TASK PROMPT: Extract the lines that carry the string "contactoExitoso" from the listing.

:: MATERIAL FOR THIS EXERCISE ::

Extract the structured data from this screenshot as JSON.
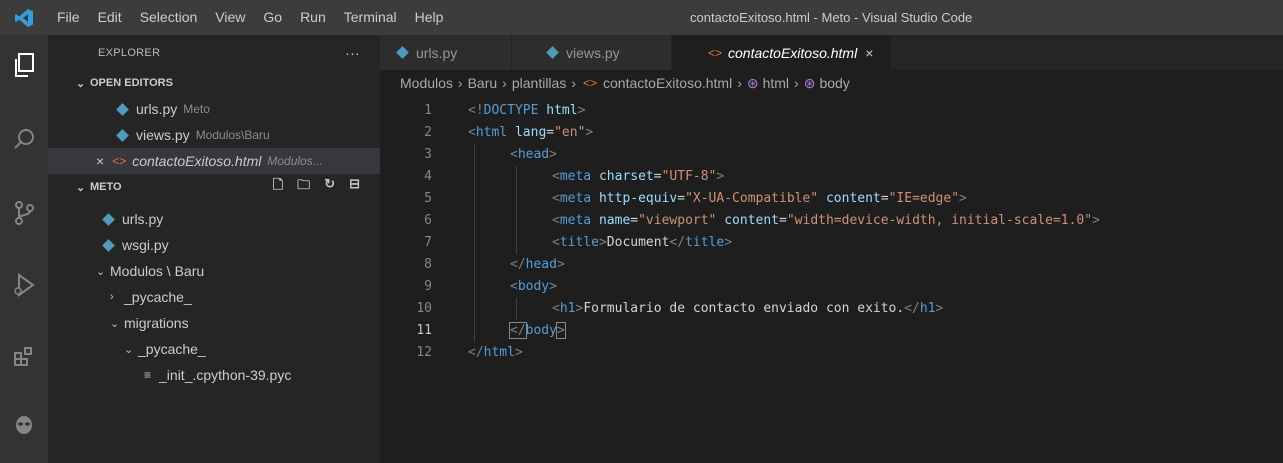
{
  "window": {
    "title": "contactoExitoso.html - Meto - Visual Studio Code",
    "menu": [
      "File",
      "Edit",
      "Selection",
      "View",
      "Go",
      "Run",
      "Terminal",
      "Help"
    ]
  },
  "activity_bar": [
    "explorer-icon",
    "search-icon",
    "source-control-icon",
    "run-debug-icon",
    "extensions-icon",
    "alien-icon"
  ],
  "sidebar": {
    "header": "EXPLORER",
    "header_more": "···",
    "open_editors": {
      "label": "OPEN EDITORS",
      "items": [
        {
          "name": "urls.py",
          "desc": "Meto",
          "icon": "python"
        },
        {
          "name": "views.py",
          "desc": "Modulos\\Baru",
          "icon": "python"
        },
        {
          "name": "contactoExitoso.html",
          "desc": "Modulos...",
          "icon": "html",
          "close": "×"
        }
      ]
    },
    "folder": {
      "label": "METO",
      "items": [
        {
          "name": "urls.py",
          "icon": "python"
        },
        {
          "name": "wsgi.py",
          "icon": "python"
        },
        {
          "name": "Modulos \\ Baru",
          "chev": "⌄"
        },
        {
          "name": "_pycache_",
          "chev": "›"
        },
        {
          "name": "migrations",
          "chev": "⌄"
        },
        {
          "name": "_pycache_",
          "chev": "⌄"
        },
        {
          "name": "_init_.cpython-39.pyc",
          "icon": "file"
        }
      ]
    }
  },
  "tabs": [
    {
      "label": "urls.py",
      "active": false
    },
    {
      "label": "views.py",
      "active": false
    },
    {
      "label": "contactoExitoso.html",
      "active": true,
      "close": "×"
    }
  ],
  "breadcrumb": [
    "Modulos",
    "Baru",
    "plantillas",
    "contactoExitoso.html",
    "html",
    "body"
  ],
  "editor": {
    "current_line": 11,
    "lines": [
      {
        "n": "1",
        "tokens": [
          [
            "br",
            "<!"
          ],
          [
            "tag",
            "DOCTYPE"
          ],
          [
            "txt",
            " "
          ],
          [
            "attr",
            "html"
          ],
          [
            "br",
            ">"
          ]
        ],
        "indent": 0
      },
      {
        "n": "2",
        "tokens": [
          [
            "br",
            "<"
          ],
          [
            "tag",
            "html"
          ],
          [
            "txt",
            " "
          ],
          [
            "attr",
            "lang"
          ],
          [
            "txt",
            "="
          ],
          [
            "str",
            "\"en\""
          ],
          [
            "br",
            ">"
          ]
        ],
        "indent": 0
      },
      {
        "n": "3",
        "tokens": [
          [
            "br",
            "<"
          ],
          [
            "tag",
            "head"
          ],
          [
            "br",
            ">"
          ]
        ],
        "indent": 1
      },
      {
        "n": "4",
        "tokens": [
          [
            "br",
            "<"
          ],
          [
            "tag",
            "meta"
          ],
          [
            "txt",
            " "
          ],
          [
            "attr",
            "charset"
          ],
          [
            "txt",
            "="
          ],
          [
            "str",
            "\"UTF-8\""
          ],
          [
            "br",
            ">"
          ]
        ],
        "indent": 2
      },
      {
        "n": "5",
        "tokens": [
          [
            "br",
            "<"
          ],
          [
            "tag",
            "meta"
          ],
          [
            "txt",
            " "
          ],
          [
            "attr",
            "http-equiv"
          ],
          [
            "txt",
            "="
          ],
          [
            "str",
            "\"X-UA-Compatible\""
          ],
          [
            "txt",
            " "
          ],
          [
            "attr",
            "content"
          ],
          [
            "txt",
            "="
          ],
          [
            "str",
            "\"IE=edge\""
          ],
          [
            "br",
            ">"
          ]
        ],
        "indent": 2
      },
      {
        "n": "6",
        "tokens": [
          [
            "br",
            "<"
          ],
          [
            "tag",
            "meta"
          ],
          [
            "txt",
            " "
          ],
          [
            "attr",
            "name"
          ],
          [
            "txt",
            "="
          ],
          [
            "str",
            "\"viewport\""
          ],
          [
            "txt",
            " "
          ],
          [
            "attr",
            "content"
          ],
          [
            "txt",
            "="
          ],
          [
            "str",
            "\"width=device-width, initial-scale=1.0\""
          ],
          [
            "br",
            ">"
          ]
        ],
        "indent": 2
      },
      {
        "n": "7",
        "tokens": [
          [
            "br",
            "<"
          ],
          [
            "tag",
            "title"
          ],
          [
            "br",
            ">"
          ],
          [
            "txt",
            "Document"
          ],
          [
            "br",
            "</"
          ],
          [
            "tag",
            "title"
          ],
          [
            "br",
            ">"
          ]
        ],
        "indent": 2
      },
      {
        "n": "8",
        "tokens": [
          [
            "br",
            "</"
          ],
          [
            "tag",
            "head"
          ],
          [
            "br",
            ">"
          ]
        ],
        "indent": 1
      },
      {
        "n": "9",
        "tokens": [
          [
            "br",
            "<"
          ],
          [
            "tag",
            "body"
          ],
          [
            "br",
            ">"
          ]
        ],
        "indent": 1
      },
      {
        "n": "10",
        "tokens": [
          [
            "br",
            "<"
          ],
          [
            "tag",
            "h1"
          ],
          [
            "br",
            ">"
          ],
          [
            "txt",
            "Formulario de contacto enviado con exito."
          ],
          [
            "br",
            "</"
          ],
          [
            "tag",
            "h1"
          ],
          [
            "br",
            ">"
          ]
        ],
        "indent": 2
      },
      {
        "n": "11",
        "tokens": [
          [
            "br",
            "</"
          ],
          [
            "tag",
            "body"
          ],
          [
            "br",
            ">"
          ]
        ],
        "indent": 1
      },
      {
        "n": "12",
        "tokens": [
          [
            "br",
            "</"
          ],
          [
            "tag",
            "html"
          ],
          [
            "br",
            ">"
          ]
        ],
        "indent": 0
      }
    ]
  }
}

:::

COMPLETE RESPONSE:
    "title": "contactoExitoso.html - Meto - Visual Studio Code",
          "name": "contactoExitoso.html",
      "label": "contactoExitoso.html",
    "contactoExitoso.html",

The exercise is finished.